**REQUIREMENTS**:
Return every line of the data below that contains the string "axis".

**EXTRACTED DATA**:
____

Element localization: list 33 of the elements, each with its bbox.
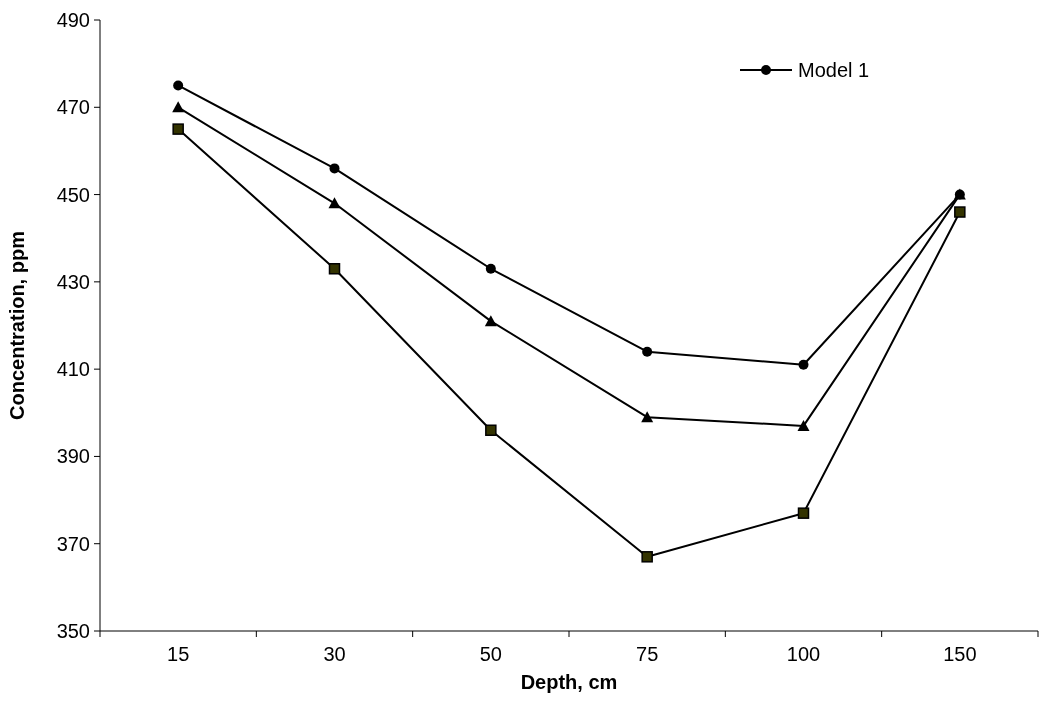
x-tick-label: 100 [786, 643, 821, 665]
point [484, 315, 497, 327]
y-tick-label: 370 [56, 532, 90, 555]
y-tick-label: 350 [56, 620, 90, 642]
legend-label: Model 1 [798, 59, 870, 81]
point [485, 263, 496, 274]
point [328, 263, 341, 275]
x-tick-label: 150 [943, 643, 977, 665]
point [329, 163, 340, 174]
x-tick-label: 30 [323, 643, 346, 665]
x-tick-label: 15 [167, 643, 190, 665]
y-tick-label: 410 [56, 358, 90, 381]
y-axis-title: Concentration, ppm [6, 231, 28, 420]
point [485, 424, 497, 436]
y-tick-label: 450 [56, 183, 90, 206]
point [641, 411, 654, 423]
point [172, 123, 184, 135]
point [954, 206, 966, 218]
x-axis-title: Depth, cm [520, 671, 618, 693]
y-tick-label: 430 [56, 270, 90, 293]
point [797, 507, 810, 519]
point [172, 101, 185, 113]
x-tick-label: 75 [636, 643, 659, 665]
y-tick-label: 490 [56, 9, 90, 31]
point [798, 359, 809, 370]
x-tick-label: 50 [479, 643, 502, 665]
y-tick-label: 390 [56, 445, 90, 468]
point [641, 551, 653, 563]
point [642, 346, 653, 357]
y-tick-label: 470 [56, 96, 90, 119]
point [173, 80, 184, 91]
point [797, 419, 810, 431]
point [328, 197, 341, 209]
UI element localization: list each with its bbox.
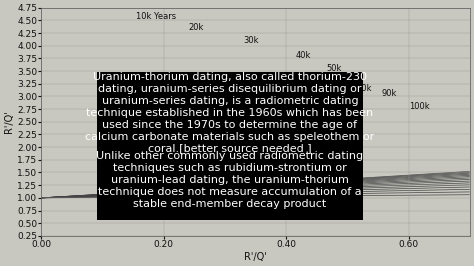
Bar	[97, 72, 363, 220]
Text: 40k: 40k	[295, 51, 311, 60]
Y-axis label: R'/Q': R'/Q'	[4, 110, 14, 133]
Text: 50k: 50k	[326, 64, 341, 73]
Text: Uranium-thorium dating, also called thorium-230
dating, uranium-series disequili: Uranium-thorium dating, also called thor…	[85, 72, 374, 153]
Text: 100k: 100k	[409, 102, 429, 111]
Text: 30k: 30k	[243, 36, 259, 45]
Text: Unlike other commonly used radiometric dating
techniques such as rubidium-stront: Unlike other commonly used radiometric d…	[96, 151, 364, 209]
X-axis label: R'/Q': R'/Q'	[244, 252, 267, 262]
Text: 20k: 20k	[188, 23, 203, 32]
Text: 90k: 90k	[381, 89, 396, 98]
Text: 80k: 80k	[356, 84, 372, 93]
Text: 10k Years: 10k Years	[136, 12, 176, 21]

____

**TASK OUTPUT**:
y-axis-title: Concentration, ppm [6, 231, 28, 420]
x-axis-title: Depth, cm [520, 671, 618, 693]
Y-axis label: R'/Q': R'/Q'	[4, 110, 14, 133]
X-axis label: R'/Q': R'/Q'	[244, 252, 267, 262]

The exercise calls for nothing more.